EXERCISE GOAL: Copy out the listing that follows exactly, dropping every picture.

TASK INPUT:
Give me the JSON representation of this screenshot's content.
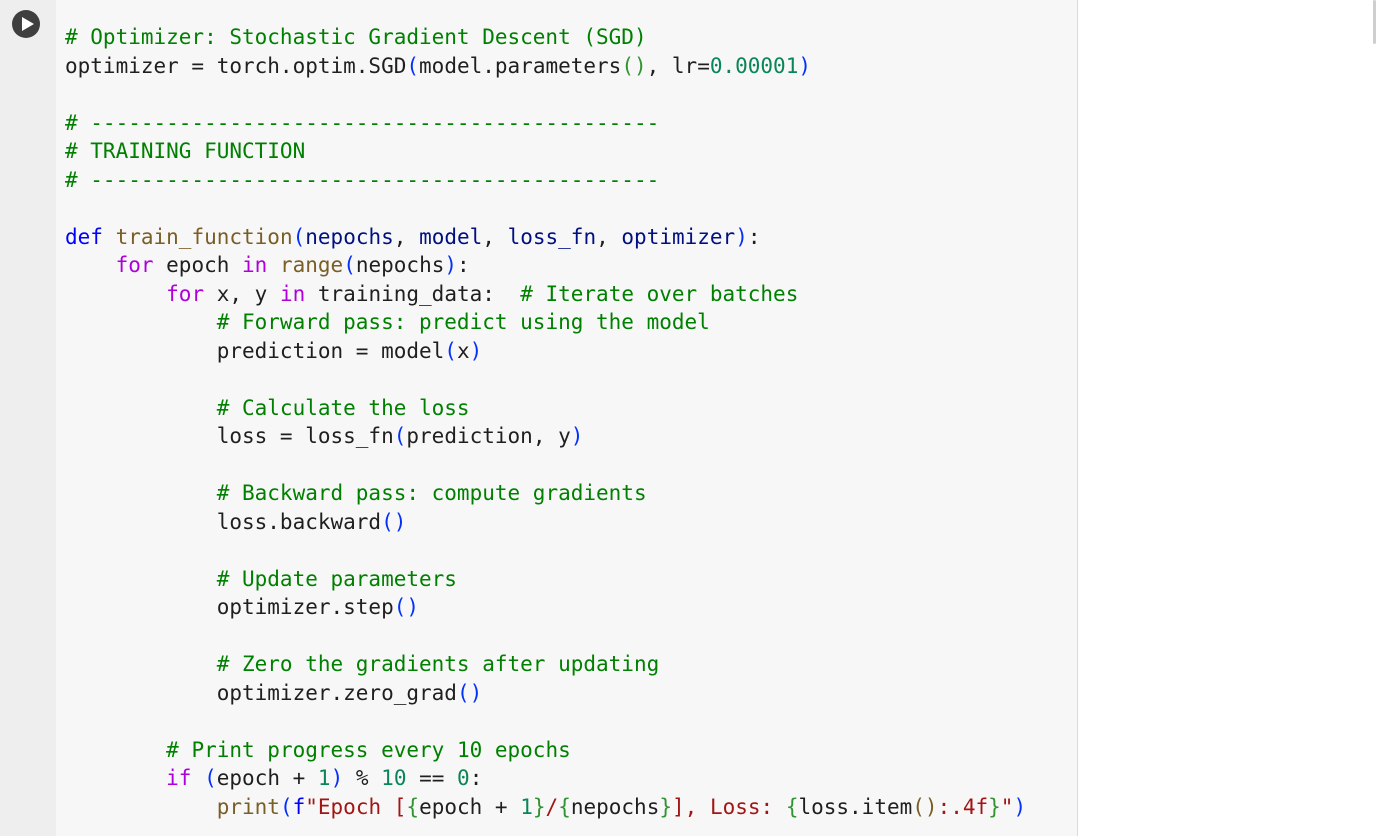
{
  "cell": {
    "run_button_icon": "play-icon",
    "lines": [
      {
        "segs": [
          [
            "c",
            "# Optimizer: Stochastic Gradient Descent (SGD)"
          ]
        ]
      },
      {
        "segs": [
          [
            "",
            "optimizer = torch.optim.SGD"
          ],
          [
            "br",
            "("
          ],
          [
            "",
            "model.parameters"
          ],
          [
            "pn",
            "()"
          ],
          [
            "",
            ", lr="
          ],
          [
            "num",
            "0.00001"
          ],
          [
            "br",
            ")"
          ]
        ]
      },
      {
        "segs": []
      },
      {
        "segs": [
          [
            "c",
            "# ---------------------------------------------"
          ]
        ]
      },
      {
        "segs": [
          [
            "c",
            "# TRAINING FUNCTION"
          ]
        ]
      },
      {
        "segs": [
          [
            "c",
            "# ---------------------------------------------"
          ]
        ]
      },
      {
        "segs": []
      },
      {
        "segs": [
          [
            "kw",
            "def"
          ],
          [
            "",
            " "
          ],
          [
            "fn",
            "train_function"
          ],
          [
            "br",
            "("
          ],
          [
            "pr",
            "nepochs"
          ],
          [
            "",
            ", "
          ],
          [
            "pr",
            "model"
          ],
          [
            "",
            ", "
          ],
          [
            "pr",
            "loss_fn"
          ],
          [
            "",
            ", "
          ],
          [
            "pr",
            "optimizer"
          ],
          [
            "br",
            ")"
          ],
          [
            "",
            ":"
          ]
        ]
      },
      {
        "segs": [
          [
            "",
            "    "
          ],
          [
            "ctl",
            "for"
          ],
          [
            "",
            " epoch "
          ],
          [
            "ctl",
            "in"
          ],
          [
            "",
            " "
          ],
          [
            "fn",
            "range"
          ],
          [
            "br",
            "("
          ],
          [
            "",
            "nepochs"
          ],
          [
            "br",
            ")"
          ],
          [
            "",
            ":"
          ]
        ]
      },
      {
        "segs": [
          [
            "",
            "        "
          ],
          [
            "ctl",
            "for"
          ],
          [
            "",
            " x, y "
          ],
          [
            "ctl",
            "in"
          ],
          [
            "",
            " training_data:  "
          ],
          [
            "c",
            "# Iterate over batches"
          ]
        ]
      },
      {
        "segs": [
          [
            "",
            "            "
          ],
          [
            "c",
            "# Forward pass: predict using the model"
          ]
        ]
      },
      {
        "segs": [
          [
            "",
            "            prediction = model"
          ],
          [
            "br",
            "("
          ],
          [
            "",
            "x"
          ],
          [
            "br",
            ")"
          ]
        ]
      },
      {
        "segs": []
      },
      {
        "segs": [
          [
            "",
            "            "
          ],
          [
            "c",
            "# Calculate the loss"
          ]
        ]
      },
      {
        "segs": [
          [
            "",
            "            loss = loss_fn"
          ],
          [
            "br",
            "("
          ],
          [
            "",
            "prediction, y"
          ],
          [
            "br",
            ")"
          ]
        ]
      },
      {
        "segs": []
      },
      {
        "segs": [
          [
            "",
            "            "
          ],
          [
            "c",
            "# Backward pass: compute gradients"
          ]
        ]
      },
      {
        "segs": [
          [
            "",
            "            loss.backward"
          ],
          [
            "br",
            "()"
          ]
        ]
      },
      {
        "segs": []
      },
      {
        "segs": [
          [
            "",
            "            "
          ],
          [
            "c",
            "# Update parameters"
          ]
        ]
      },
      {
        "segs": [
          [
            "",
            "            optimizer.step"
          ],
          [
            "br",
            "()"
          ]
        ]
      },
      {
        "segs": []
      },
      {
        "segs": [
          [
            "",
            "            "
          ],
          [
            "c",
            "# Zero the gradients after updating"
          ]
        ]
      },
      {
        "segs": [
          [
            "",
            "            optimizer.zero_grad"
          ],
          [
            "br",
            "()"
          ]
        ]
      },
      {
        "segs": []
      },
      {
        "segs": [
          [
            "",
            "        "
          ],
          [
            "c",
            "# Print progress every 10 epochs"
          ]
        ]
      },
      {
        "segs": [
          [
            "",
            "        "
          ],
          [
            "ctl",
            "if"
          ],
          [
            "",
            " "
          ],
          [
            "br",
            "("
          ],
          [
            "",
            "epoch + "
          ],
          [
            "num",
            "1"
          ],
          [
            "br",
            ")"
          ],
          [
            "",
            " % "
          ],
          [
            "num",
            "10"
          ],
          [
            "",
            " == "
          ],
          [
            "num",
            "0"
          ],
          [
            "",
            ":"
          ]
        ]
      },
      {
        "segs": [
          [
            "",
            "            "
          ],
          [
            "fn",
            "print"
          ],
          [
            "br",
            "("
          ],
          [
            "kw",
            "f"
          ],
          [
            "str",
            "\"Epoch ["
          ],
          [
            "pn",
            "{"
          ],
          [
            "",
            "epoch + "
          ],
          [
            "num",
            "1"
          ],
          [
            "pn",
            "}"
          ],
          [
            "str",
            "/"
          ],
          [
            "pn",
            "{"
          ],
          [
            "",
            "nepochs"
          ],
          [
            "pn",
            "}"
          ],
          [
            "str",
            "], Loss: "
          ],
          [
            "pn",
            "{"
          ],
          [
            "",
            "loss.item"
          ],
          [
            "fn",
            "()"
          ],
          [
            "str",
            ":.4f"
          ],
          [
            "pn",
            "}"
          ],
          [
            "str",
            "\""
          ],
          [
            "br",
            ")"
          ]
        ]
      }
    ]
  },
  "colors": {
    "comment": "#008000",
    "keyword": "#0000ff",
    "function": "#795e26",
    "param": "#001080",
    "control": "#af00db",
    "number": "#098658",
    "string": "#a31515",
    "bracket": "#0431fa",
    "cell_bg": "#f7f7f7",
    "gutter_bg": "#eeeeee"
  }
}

CORRECT RESPONSE:
Give me the JSON representation of this screenshot's content.
{
  "cell": {
    "run_button_icon": "play-icon",
    "lines": [
      {
        "segs": [
          [
            "c",
            "# Optimizer: Stochastic Gradient Descent (SGD)"
          ]
        ]
      },
      {
        "segs": [
          [
            "",
            "optimizer = torch.optim.SGD"
          ],
          [
            "br",
            "("
          ],
          [
            "",
            "model.parameters"
          ],
          [
            "pn",
            "()"
          ],
          [
            "",
            ", lr="
          ],
          [
            "num",
            "0.00001"
          ],
          [
            "br",
            ")"
          ]
        ]
      },
      {
        "segs": []
      },
      {
        "segs": [
          [
            "c",
            "# ---------------------------------------------"
          ]
        ]
      },
      {
        "segs": [
          [
            "c",
            "# TRAINING FUNCTION"
          ]
        ]
      },
      {
        "segs": [
          [
            "c",
            "# ---------------------------------------------"
          ]
        ]
      },
      {
        "segs": []
      },
      {
        "segs": [
          [
            "kw",
            "def"
          ],
          [
            "",
            " "
          ],
          [
            "fn",
            "train_function"
          ],
          [
            "br",
            "("
          ],
          [
            "pr",
            "nepochs"
          ],
          [
            "",
            ", "
          ],
          [
            "pr",
            "model"
          ],
          [
            "",
            ", "
          ],
          [
            "pr",
            "loss_fn"
          ],
          [
            "",
            ", "
          ],
          [
            "pr",
            "optimizer"
          ],
          [
            "br",
            ")"
          ],
          [
            "",
            ":"
          ]
        ]
      },
      {
        "segs": [
          [
            "",
            "    "
          ],
          [
            "ctl",
            "for"
          ],
          [
            "",
            " epoch "
          ],
          [
            "ctl",
            "in"
          ],
          [
            "",
            " "
          ],
          [
            "fn",
            "range"
          ],
          [
            "br",
            "("
          ],
          [
            "",
            "nepochs"
          ],
          [
            "br",
            ")"
          ],
          [
            "",
            ":"
          ]
        ]
      },
      {
        "segs": [
          [
            "",
            "        "
          ],
          [
            "ctl",
            "for"
          ],
          [
            "",
            " x, y "
          ],
          [
            "ctl",
            "in"
          ],
          [
            "",
            " training_data:  "
          ],
          [
            "c",
            "# Iterate over batches"
          ]
        ]
      },
      {
        "segs": [
          [
            "",
            "            "
          ],
          [
            "c",
            "# Forward pass: predict using the model"
          ]
        ]
      },
      {
        "segs": [
          [
            "",
            "            prediction = model"
          ],
          [
            "br",
            "("
          ],
          [
            "",
            "x"
          ],
          [
            "br",
            ")"
          ]
        ]
      },
      {
        "segs": []
      },
      {
        "segs": [
          [
            "",
            "            "
          ],
          [
            "c",
            "# Calculate the loss"
          ]
        ]
      },
      {
        "segs": [
          [
            "",
            "            loss = loss_fn"
          ],
          [
            "br",
            "("
          ],
          [
            "",
            "prediction, y"
          ],
          [
            "br",
            ")"
          ]
        ]
      },
      {
        "segs": []
      },
      {
        "segs": [
          [
            "",
            "            "
          ],
          [
            "c",
            "# Backward pass: compute gradients"
          ]
        ]
      },
      {
        "segs": [
          [
            "",
            "            loss.backward"
          ],
          [
            "br",
            "()"
          ]
        ]
      },
      {
        "segs": []
      },
      {
        "segs": [
          [
            "",
            "            "
          ],
          [
            "c",
            "# Update parameters"
          ]
        ]
      },
      {
        "segs": [
          [
            "",
            "            optimizer.step"
          ],
          [
            "br",
            "()"
          ]
        ]
      },
      {
        "segs": []
      },
      {
        "segs": [
          [
            "",
            "            "
          ],
          [
            "c",
            "# Zero the gradients after updating"
          ]
        ]
      },
      {
        "segs": [
          [
            "",
            "            optimizer.zero_grad"
          ],
          [
            "br",
            "()"
          ]
        ]
      },
      {
        "segs": []
      },
      {
        "segs": [
          [
            "",
            "        "
          ],
          [
            "c",
            "# Print progress every 10 epochs"
          ]
        ]
      },
      {
        "segs": [
          [
            "",
            "        "
          ],
          [
            "ctl",
            "if"
          ],
          [
            "",
            " "
          ],
          [
            "br",
            "("
          ],
          [
            "",
            "epoch + "
          ],
          [
            "num",
            "1"
          ],
          [
            "br",
            ")"
          ],
          [
            "",
            " % "
          ],
          [
            "num",
            "10"
          ],
          [
            "",
            " == "
          ],
          [
            "num",
            "0"
          ],
          [
            "",
            ":"
          ]
        ]
      },
      {
        "segs": [
          [
            "",
            "            "
          ],
          [
            "fn",
            "print"
          ],
          [
            "br",
            "("
          ],
          [
            "kw",
            "f"
          ],
          [
            "str",
            "\"Epoch ["
          ],
          [
            "pn",
            "{"
          ],
          [
            "",
            "epoch + "
          ],
          [
            "num",
            "1"
          ],
          [
            "pn",
            "}"
          ],
          [
            "str",
            "/"
          ],
          [
            "pn",
            "{"
          ],
          [
            "",
            "nepochs"
          ],
          [
            "pn",
            "}"
          ],
          [
            "str",
            "], Loss: "
          ],
          [
            "pn",
            "{"
          ],
          [
            "",
            "loss.item"
          ],
          [
            "fn",
            "()"
          ],
          [
            "str",
            ":.4f"
          ],
          [
            "pn",
            "}"
          ],
          [
            "str",
            "\""
          ],
          [
            "br",
            ")"
          ]
        ]
      }
    ]
  },
  "colors": {
    "comment": "#008000",
    "keyword": "#0000ff",
    "function": "#795e26",
    "param": "#001080",
    "control": "#af00db",
    "number": "#098658",
    "string": "#a31515",
    "bracket": "#0431fa",
    "cell_bg": "#f7f7f7",
    "gutter_bg": "#eeeeee"
  }
}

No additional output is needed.